Given task A
According to the text on unmasking, which act created the FISA Court?

The word itself is defined by Merriam-Webster as to reveal the true nature of or expose, and to remove a mask from. Its first known was in 1562. And much of that traditional definition carries over into the current context.

Alongside a deeper discussion of unmasking of the sort Rice has since been reported to have requested, a story on the website Inverse, coming in the wake of a House Intelligence Committee hearing with FBI chief James Comey and the head of the NSA, Adm. Mike Rogers, advanced a more specialized explanation:

‘Masking and unmasking in this context are the set of rules governing how agencies like the FBI or NSA will treat the information of a U.S. citizen if they come across said citizen in the course of surveilling a foreign adversary, and only a foreign adversary. Collections of this nature are done with a warrant from a foreign intelligence surveillance court, as created by the 1978 Foreign Intelligence Surveillance Act (hence the nickname, FISA Court), which does not directly target U.S. citizens.’

There’s a bit more to this. The unmasking of the identities of U.S. citizens, which would more typically be redacted in documents pertaining to such surveillance, requires fulfillment of two criteria, according to testimony from Rogers.

Per Rogers: first, a ”valid need to know,” and, second, an affirmative answer to the question: “Is the identification necessary to truly understand the intelligence value the report is designed to generate?”

Data supplied
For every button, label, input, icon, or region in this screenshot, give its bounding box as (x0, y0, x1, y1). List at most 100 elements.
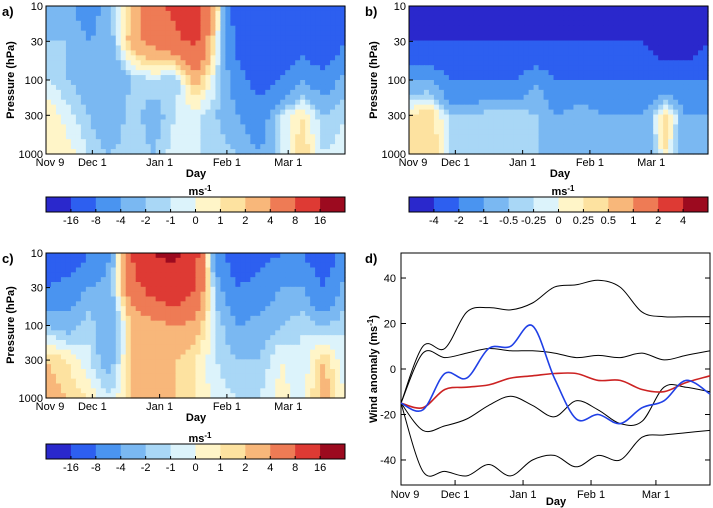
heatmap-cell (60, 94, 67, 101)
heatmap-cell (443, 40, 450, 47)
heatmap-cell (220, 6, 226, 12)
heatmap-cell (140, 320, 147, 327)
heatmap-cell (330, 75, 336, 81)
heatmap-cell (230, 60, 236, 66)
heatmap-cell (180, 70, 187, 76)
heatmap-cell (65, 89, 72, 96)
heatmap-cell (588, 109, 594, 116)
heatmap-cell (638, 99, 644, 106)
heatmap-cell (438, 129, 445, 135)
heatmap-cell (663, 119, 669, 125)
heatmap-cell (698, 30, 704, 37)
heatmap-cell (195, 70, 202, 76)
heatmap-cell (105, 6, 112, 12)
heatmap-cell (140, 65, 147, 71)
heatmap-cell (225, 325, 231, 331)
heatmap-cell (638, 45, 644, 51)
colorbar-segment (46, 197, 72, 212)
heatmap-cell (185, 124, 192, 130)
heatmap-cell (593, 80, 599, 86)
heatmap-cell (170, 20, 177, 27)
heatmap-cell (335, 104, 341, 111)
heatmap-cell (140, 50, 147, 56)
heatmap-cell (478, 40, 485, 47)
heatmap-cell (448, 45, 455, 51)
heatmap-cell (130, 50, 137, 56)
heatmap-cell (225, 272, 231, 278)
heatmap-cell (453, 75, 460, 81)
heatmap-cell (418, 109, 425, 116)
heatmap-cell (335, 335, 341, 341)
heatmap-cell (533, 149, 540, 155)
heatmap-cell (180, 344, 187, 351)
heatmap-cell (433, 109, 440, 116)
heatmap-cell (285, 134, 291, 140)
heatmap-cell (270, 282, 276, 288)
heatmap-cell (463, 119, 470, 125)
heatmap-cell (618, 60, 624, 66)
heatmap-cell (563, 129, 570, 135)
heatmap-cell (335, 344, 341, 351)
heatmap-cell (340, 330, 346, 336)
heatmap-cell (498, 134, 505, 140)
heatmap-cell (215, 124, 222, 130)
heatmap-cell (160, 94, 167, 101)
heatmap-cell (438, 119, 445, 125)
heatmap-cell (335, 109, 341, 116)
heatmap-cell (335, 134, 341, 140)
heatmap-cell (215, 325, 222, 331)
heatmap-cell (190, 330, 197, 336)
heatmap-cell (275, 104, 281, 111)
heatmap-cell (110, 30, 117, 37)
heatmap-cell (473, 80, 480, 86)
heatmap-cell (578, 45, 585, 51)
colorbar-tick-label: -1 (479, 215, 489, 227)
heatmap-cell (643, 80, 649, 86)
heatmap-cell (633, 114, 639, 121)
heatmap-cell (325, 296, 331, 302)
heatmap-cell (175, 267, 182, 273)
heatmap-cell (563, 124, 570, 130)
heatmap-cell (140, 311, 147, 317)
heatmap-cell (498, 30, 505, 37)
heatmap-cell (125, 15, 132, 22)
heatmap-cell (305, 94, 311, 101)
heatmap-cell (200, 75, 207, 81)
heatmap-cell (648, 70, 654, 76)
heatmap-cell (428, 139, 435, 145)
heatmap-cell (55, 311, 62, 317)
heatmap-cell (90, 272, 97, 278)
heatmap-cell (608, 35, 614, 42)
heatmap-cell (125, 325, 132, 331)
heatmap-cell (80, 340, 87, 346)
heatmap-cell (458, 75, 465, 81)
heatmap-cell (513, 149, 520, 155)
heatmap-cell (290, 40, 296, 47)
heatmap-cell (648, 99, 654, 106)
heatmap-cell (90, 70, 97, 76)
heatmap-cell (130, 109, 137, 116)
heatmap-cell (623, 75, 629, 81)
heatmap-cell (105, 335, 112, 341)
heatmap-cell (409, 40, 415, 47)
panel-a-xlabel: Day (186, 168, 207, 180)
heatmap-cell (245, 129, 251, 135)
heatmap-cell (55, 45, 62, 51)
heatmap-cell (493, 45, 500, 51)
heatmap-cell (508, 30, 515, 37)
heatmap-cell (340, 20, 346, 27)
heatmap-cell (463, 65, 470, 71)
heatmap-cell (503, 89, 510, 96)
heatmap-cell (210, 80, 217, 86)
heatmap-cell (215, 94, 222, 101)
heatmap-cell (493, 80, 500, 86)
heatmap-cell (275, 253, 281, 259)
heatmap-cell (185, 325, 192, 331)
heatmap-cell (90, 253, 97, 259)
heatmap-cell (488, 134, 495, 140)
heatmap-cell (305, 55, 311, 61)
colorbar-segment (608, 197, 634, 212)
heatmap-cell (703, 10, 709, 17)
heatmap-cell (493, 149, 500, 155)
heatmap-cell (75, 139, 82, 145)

Given task B
Please copy the rows word for word, covering the stretch from the line containing "heatmap-cell (60, 94, 67, 101)" through the line containing "heatmap-cell (498, 30, 505, 37)", with both of those lines included.

Full answer A
The 1978 Foreign Intelligence Surveillance Act.

Full answer B
heatmap-cell (60, 94, 67, 101)
heatmap-cell (443, 40, 450, 47)
heatmap-cell (220, 6, 226, 12)
heatmap-cell (140, 320, 147, 327)
heatmap-cell (330, 75, 336, 81)
heatmap-cell (230, 60, 236, 66)
heatmap-cell (180, 70, 187, 76)
heatmap-cell (65, 89, 72, 96)
heatmap-cell (588, 109, 594, 116)
heatmap-cell (638, 99, 644, 106)
heatmap-cell (438, 129, 445, 135)
heatmap-cell (663, 119, 669, 125)
heatmap-cell (698, 30, 704, 37)
heatmap-cell (195, 70, 202, 76)
heatmap-cell (105, 6, 112, 12)
heatmap-cell (140, 65, 147, 71)
heatmap-cell (225, 325, 231, 331)
heatmap-cell (638, 45, 644, 51)
colorbar-segment (46, 197, 72, 212)
heatmap-cell (185, 124, 192, 130)
heatmap-cell (593, 80, 599, 86)
heatmap-cell (170, 20, 177, 27)
heatmap-cell (335, 104, 341, 111)
heatmap-cell (140, 50, 147, 56)
heatmap-cell (478, 40, 485, 47)
heatmap-cell (448, 45, 455, 51)
heatmap-cell (130, 50, 137, 56)
heatmap-cell (225, 272, 231, 278)
heatmap-cell (453, 75, 460, 81)
heatmap-cell (418, 109, 425, 116)
heatmap-cell (335, 335, 341, 341)
heatmap-cell (533, 149, 540, 155)
heatmap-cell (180, 344, 187, 351)
heatmap-cell (433, 109, 440, 116)
heatmap-cell (285, 134, 291, 140)
heatmap-cell (270, 282, 276, 288)
heatmap-cell (463, 119, 470, 125)
heatmap-cell (618, 60, 624, 66)
heatmap-cell (563, 129, 570, 135)
heatmap-cell (335, 344, 341, 351)
heatmap-cell (340, 330, 346, 336)
heatmap-cell (498, 134, 505, 140)
heatmap-cell (215, 124, 222, 130)
heatmap-cell (160, 94, 167, 101)
heatmap-cell (438, 119, 445, 125)
heatmap-cell (335, 109, 341, 116)
heatmap-cell (335, 134, 341, 140)
heatmap-cell (215, 325, 222, 331)
heatmap-cell (190, 330, 197, 336)
heatmap-cell (275, 104, 281, 111)
heatmap-cell (110, 30, 117, 37)
heatmap-cell (473, 80, 480, 86)
heatmap-cell (578, 45, 585, 51)
colorbar-tick-label: -1 (479, 215, 489, 227)
heatmap-cell (643, 80, 649, 86)
heatmap-cell (633, 114, 639, 121)
heatmap-cell (325, 296, 331, 302)
heatmap-cell (175, 267, 182, 273)
heatmap-cell (563, 124, 570, 130)
heatmap-cell (140, 311, 147, 317)
heatmap-cell (498, 30, 505, 37)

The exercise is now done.